→ **TASK STATEMENT**: Every record below should be printed exactly as it appears.

[MATERIAL SHOWN start]

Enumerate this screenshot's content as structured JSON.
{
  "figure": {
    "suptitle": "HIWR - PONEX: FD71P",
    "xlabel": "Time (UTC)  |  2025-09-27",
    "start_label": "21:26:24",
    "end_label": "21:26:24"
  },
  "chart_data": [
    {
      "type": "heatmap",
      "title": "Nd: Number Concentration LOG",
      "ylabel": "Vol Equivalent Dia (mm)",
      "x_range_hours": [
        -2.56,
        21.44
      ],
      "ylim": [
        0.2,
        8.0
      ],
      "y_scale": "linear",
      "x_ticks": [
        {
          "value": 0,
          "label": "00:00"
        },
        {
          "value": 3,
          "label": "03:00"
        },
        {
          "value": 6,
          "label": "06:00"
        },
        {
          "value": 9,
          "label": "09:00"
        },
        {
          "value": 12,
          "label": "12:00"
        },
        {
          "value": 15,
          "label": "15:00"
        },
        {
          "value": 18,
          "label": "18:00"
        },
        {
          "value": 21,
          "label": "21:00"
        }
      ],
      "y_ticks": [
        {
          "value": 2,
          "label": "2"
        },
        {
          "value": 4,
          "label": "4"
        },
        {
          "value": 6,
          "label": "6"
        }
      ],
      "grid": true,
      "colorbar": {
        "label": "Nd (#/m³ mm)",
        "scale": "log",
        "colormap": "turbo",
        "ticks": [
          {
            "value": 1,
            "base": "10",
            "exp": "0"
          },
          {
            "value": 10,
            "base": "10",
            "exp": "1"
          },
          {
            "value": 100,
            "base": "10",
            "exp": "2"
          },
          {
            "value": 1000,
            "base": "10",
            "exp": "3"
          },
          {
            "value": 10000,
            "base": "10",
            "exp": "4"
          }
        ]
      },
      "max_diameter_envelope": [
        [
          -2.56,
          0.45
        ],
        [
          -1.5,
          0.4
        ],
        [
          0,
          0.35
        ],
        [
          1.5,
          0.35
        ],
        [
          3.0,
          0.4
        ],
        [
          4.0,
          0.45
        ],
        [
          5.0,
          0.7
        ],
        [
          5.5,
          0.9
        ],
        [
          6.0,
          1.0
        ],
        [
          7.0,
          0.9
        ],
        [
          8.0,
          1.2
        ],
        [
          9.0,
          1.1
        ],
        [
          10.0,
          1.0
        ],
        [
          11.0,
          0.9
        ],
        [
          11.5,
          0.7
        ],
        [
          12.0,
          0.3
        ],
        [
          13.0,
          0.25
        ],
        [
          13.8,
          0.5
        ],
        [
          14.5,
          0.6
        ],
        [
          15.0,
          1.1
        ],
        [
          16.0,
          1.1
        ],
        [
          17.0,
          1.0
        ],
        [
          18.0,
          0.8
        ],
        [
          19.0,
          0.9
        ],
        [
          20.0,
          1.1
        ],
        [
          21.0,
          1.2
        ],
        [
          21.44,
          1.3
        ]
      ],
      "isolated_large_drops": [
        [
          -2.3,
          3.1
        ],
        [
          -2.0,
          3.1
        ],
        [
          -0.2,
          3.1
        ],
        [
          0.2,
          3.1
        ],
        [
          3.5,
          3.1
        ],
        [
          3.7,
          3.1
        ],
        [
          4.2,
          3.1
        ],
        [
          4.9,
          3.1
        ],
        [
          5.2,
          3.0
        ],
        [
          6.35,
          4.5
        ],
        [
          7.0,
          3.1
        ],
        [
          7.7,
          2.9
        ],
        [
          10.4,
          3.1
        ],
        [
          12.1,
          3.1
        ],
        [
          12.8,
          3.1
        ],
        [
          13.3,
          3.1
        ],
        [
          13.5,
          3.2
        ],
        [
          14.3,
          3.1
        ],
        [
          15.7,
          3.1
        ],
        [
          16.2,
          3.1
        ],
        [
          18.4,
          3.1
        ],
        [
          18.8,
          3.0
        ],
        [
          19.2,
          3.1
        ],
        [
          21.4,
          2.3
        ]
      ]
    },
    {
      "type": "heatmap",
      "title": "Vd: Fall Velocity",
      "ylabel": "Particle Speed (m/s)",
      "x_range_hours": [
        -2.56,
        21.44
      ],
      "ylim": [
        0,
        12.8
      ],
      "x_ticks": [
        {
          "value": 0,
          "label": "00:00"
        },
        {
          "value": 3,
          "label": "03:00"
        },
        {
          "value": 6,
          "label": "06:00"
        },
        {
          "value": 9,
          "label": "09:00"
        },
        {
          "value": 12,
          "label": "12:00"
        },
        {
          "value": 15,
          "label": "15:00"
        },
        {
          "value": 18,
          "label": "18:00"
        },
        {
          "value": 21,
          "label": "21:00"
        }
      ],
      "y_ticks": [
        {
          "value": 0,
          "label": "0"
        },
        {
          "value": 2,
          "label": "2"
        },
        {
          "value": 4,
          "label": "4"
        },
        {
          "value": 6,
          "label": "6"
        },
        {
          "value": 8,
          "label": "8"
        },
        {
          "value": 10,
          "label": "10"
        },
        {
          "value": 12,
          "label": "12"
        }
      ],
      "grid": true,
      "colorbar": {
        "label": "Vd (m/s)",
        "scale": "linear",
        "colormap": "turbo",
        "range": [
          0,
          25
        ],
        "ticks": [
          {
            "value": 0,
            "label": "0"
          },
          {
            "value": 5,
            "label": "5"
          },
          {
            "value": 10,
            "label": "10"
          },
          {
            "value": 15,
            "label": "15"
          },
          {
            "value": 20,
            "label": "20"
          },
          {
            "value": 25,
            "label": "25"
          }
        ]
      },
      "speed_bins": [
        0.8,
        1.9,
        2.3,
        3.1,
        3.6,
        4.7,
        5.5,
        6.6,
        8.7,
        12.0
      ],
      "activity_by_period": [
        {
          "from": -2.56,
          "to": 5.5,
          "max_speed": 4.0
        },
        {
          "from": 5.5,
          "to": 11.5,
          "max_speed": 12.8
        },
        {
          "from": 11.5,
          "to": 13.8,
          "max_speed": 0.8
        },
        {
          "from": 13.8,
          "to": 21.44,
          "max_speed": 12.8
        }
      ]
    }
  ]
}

[MATERIAL SHOWN end]

→ **WORKED SOLUTION**:
Enumerate this screenshot's content as structured JSON.
{
  "figure": {
    "suptitle": "HIWR - PONEX: FD71P",
    "xlabel": "Time (UTC)  |  2025-09-27",
    "start_label": "21:26:24",
    "end_label": "21:26:24"
  },
  "chart_data": [
    {
      "type": "heatmap",
      "title": "Nd: Number Concentration LOG",
      "ylabel": "Vol Equivalent Dia (mm)",
      "x_range_hours": [
        -2.56,
        21.44
      ],
      "ylim": [
        0.2,
        8.0
      ],
      "y_scale": "linear",
      "x_ticks": [
        {
          "value": 0,
          "label": "00:00"
        },
        {
          "value": 3,
          "label": "03:00"
        },
        {
          "value": 6,
          "label": "06:00"
        },
        {
          "value": 9,
          "label": "09:00"
        },
        {
          "value": 12,
          "label": "12:00"
        },
        {
          "value": 15,
          "label": "15:00"
        },
        {
          "value": 18,
          "label": "18:00"
        },
        {
          "value": 21,
          "label": "21:00"
        }
      ],
      "y_ticks": [
        {
          "value": 2,
          "label": "2"
        },
        {
          "value": 4,
          "label": "4"
        },
        {
          "value": 6,
          "label": "6"
        }
      ],
      "grid": true,
      "colorbar": {
        "label": "Nd (#/m³ mm)",
        "scale": "log",
        "colormap": "turbo",
        "ticks": [
          {
            "value": 1,
            "base": "10",
            "exp": "0"
          },
          {
            "value": 10,
            "base": "10",
            "exp": "1"
          },
          {
            "value": 100,
            "base": "10",
            "exp": "2"
          },
          {
            "value": 1000,
            "base": "10",
            "exp": "3"
          },
          {
            "value": 10000,
            "base": "10",
            "exp": "4"
          }
        ]
      },
      "max_diameter_envelope": [
        [
          -2.56,
          0.45
        ],
        [
          -1.5,
          0.4
        ],
        [
          0,
          0.35
        ],
        [
          1.5,
          0.35
        ],
        [
          3.0,
          0.4
        ],
        [
          4.0,
          0.45
        ],
        [
          5.0,
          0.7
        ],
        [
          5.5,
          0.9
        ],
        [
          6.0,
          1.0
        ],
        [
          7.0,
          0.9
        ],
        [
          8.0,
          1.2
        ],
        [
          9.0,
          1.1
        ],
        [
          10.0,
          1.0
        ],
        [
          11.0,
          0.9
        ],
        [
          11.5,
          0.7
        ],
        [
          12.0,
          0.3
        ],
        [
          13.0,
          0.25
        ],
        [
          13.8,
          0.5
        ],
        [
          14.5,
          0.6
        ],
        [
          15.0,
          1.1
        ],
        [
          16.0,
          1.1
        ],
        [
          17.0,
          1.0
        ],
        [
          18.0,
          0.8
        ],
        [
          19.0,
          0.9
        ],
        [
          20.0,
          1.1
        ],
        [
          21.0,
          1.2
        ],
        [
          21.44,
          1.3
        ]
      ],
      "isolated_large_drops": [
        [
          -2.3,
          3.1
        ],
        [
          -2.0,
          3.1
        ],
        [
          -0.2,
          3.1
        ],
        [
          0.2,
          3.1
        ],
        [
          3.5,
          3.1
        ],
        [
          3.7,
          3.1
        ],
        [
          4.2,
          3.1
        ],
        [
          4.9,
          3.1
        ],
        [
          5.2,
          3.0
        ],
        [
          6.35,
          4.5
        ],
        [
          7.0,
          3.1
        ],
        [
          7.7,
          2.9
        ],
        [
          10.4,
          3.1
        ],
        [
          12.1,
          3.1
        ],
        [
          12.8,
          3.1
        ],
        [
          13.3,
          3.1
        ],
        [
          13.5,
          3.2
        ],
        [
          14.3,
          3.1
        ],
        [
          15.7,
          3.1
        ],
        [
          16.2,
          3.1
        ],
        [
          18.4,
          3.1
        ],
        [
          18.8,
          3.0
        ],
        [
          19.2,
          3.1
        ],
        [
          21.4,
          2.3
        ]
      ]
    },
    {
      "type": "heatmap",
      "title": "Vd: Fall Velocity",
      "ylabel": "Particle Speed (m/s)",
      "x_range_hours": [
        -2.56,
        21.44
      ],
      "ylim": [
        0,
        12.8
      ],
      "x_ticks": [
        {
          "value": 0,
          "label": "00:00"
        },
        {
          "value": 3,
          "label": "03:00"
        },
        {
          "value": 6,
          "label": "06:00"
        },
        {
          "value": 9,
          "label": "09:00"
        },
        {
          "value": 12,
          "label": "12:00"
        },
        {
          "value": 15,
          "label": "15:00"
        },
        {
          "value": 18,
          "label": "18:00"
        },
        {
          "value": 21,
          "label": "21:00"
        }
      ],
      "y_ticks": [
        {
          "value": 0,
          "label": "0"
        },
        {
          "value": 2,
          "label": "2"
        },
        {
          "value": 4,
          "label": "4"
        },
        {
          "value": 6,
          "label": "6"
        },
        {
          "value": 8,
          "label": "8"
        },
        {
          "value": 10,
          "label": "10"
        },
        {
          "value": 12,
          "label": "12"
        }
      ],
      "grid": true,
      "colorbar": {
        "label": "Vd (m/s)",
        "scale": "linear",
        "colormap": "turbo",
        "range": [
          0,
          25
        ],
        "ticks": [
          {
            "value": 0,
            "label": "0"
          },
          {
            "value": 5,
            "label": "5"
          },
          {
            "value": 10,
            "label": "10"
          },
          {
            "value": 15,
            "label": "15"
          },
          {
            "value": 20,
            "label": "20"
          },
          {
            "value": 25,
            "label": "25"
          }
        ]
      },
      "speed_bins": [
        0.8,
        1.9,
        2.3,
        3.1,
        3.6,
        4.7,
        5.5,
        6.6,
        8.7,
        12.0
      ],
      "activity_by_period": [
        {
          "from": -2.56,
          "to": 5.5,
          "max_speed": 4.0
        },
        {
          "from": 5.5,
          "to": 11.5,
          "max_speed": 12.8
        },
        {
          "from": 11.5,
          "to": 13.8,
          "max_speed": 0.8
        },
        {
          "from": 13.8,
          "to": 21.44,
          "max_speed": 12.8
        }
      ]
    }
  ]
}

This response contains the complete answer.